EXERCISE TASK: Return all lines in the material below that contain "system".

Extracted data entries
● ● ●

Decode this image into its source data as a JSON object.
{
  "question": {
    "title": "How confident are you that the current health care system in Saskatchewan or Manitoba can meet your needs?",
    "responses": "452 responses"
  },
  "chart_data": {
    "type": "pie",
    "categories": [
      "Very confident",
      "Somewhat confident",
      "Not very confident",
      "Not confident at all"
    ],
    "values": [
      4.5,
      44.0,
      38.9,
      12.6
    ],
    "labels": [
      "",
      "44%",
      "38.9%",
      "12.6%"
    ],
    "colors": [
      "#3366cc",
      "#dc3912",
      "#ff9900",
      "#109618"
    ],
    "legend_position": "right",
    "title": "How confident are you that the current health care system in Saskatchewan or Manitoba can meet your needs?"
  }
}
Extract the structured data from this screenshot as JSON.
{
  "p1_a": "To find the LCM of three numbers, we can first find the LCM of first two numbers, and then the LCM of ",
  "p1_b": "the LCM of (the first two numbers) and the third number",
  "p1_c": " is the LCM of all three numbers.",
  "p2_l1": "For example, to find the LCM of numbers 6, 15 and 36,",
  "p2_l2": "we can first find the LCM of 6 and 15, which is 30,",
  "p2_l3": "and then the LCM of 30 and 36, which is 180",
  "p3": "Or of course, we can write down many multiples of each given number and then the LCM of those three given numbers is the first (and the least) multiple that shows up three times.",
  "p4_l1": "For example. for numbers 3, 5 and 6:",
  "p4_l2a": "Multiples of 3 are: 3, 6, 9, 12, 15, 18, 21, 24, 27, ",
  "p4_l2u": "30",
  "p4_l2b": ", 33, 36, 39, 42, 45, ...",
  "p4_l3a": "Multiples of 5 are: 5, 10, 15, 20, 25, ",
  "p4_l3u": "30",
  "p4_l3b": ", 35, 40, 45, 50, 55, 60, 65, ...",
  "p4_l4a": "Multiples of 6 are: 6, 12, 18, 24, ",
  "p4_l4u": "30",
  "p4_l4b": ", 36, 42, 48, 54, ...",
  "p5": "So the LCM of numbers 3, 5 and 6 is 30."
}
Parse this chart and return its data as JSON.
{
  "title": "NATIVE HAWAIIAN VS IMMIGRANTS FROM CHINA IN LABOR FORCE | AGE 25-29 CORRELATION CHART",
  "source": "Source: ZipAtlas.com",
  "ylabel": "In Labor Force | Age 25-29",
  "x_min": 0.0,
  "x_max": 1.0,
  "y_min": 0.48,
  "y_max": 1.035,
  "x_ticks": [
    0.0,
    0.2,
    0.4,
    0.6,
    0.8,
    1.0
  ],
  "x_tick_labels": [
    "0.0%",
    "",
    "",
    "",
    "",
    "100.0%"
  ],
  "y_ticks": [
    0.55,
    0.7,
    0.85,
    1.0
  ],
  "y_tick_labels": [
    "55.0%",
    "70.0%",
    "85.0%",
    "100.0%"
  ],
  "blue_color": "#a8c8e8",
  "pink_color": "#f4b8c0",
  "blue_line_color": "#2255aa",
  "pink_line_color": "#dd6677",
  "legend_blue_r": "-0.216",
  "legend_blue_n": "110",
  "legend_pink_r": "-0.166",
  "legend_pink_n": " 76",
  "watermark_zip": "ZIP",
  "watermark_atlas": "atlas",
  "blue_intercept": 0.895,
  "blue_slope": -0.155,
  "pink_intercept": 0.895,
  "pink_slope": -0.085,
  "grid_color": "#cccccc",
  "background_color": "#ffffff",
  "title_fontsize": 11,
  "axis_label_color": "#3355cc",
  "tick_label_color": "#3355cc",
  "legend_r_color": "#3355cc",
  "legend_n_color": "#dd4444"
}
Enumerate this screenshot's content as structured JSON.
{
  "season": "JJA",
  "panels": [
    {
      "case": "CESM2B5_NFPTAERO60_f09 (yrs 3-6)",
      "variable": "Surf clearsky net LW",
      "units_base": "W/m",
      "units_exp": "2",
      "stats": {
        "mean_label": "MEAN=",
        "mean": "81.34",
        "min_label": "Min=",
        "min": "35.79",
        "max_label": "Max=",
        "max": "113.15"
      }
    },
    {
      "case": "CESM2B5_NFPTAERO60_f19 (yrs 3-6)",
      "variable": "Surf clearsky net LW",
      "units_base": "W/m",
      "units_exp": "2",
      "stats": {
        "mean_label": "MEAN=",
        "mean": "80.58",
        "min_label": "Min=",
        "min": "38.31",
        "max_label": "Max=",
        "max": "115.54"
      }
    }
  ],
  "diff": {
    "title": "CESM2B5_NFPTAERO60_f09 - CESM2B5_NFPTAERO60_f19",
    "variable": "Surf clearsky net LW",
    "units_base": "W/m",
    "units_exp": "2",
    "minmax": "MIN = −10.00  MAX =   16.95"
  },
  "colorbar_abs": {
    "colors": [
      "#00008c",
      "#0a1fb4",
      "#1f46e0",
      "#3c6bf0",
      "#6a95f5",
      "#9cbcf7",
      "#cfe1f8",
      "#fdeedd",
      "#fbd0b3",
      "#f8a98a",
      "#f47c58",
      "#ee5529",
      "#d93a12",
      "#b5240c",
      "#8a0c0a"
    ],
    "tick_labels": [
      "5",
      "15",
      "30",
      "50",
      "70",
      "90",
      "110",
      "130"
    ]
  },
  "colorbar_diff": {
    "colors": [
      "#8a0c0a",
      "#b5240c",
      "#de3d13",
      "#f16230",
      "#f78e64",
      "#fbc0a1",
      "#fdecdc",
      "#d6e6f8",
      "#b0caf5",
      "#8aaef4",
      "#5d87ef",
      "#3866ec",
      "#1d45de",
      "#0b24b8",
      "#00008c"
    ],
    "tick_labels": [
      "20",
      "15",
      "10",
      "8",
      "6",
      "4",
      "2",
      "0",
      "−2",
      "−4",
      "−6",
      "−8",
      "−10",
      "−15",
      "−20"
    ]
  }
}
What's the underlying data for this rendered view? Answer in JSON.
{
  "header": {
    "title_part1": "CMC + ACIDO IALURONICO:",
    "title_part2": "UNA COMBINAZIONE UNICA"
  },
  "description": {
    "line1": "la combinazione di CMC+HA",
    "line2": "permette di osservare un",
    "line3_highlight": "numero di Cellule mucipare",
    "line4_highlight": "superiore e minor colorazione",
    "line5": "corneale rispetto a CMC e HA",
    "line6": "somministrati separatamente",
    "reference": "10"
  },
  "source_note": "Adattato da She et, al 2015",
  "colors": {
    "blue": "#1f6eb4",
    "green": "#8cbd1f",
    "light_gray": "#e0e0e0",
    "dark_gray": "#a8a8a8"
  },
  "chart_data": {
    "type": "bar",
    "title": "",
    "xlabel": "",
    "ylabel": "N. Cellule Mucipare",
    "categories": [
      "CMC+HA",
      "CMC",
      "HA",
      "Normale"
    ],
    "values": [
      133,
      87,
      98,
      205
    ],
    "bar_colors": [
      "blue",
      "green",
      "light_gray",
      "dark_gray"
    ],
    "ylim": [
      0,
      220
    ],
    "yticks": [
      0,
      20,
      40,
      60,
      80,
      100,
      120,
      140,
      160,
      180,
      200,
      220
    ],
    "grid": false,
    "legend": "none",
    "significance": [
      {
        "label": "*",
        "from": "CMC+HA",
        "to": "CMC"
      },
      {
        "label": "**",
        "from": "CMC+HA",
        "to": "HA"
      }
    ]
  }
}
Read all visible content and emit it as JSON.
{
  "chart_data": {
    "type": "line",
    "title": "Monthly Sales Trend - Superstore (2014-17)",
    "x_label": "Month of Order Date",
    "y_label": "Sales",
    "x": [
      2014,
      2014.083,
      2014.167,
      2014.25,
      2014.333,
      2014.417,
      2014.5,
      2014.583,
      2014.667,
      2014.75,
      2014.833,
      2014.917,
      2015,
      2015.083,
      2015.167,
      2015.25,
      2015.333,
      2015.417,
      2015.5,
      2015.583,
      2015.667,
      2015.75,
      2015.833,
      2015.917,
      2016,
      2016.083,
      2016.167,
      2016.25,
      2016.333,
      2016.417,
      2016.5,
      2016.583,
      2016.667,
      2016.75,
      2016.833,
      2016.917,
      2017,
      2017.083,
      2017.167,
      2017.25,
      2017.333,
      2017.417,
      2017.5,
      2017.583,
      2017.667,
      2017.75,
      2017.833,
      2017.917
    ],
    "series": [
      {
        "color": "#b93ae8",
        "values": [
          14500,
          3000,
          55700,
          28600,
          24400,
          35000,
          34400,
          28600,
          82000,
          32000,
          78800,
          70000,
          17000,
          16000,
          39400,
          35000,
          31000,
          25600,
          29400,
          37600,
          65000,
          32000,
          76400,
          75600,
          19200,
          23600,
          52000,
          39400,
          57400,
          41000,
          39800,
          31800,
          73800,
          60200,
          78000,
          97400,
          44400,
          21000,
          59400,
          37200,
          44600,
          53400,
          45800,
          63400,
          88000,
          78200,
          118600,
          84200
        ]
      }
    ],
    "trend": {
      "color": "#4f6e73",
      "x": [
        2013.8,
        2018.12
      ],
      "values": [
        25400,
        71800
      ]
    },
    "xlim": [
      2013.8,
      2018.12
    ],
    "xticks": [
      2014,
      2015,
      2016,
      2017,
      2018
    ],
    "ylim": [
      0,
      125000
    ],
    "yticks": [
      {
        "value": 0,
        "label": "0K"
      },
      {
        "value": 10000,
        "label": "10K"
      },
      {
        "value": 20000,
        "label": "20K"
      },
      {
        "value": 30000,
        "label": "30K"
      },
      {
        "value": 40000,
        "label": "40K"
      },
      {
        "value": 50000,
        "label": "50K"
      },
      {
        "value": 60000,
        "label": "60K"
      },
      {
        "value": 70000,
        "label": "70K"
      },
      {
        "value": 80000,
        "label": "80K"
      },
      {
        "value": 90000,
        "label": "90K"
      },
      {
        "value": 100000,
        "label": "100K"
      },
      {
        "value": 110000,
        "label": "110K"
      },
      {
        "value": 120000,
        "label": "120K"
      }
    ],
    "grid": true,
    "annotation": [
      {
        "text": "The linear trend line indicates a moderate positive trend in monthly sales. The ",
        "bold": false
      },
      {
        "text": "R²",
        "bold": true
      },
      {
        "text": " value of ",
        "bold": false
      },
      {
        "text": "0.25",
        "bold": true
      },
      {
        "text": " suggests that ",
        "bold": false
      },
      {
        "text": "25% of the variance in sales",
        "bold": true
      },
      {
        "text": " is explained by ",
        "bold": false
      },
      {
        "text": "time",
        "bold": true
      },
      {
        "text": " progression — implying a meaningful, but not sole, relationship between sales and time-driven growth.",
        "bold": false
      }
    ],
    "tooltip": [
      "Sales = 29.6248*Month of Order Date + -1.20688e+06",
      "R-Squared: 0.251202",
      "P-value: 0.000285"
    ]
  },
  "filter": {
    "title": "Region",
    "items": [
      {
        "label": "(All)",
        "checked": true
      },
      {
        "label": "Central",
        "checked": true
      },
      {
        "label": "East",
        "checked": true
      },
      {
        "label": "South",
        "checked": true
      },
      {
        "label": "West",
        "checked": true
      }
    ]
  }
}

● ● ●

RESULT OF THE EXERCISE:
    "title": "How confident are you that the current health care system in Saskatchewan or Manitoba can meet your needs?",
    "title": "How confident are you that the current health care system in Saskatchewan or Manitoba can meet your needs?"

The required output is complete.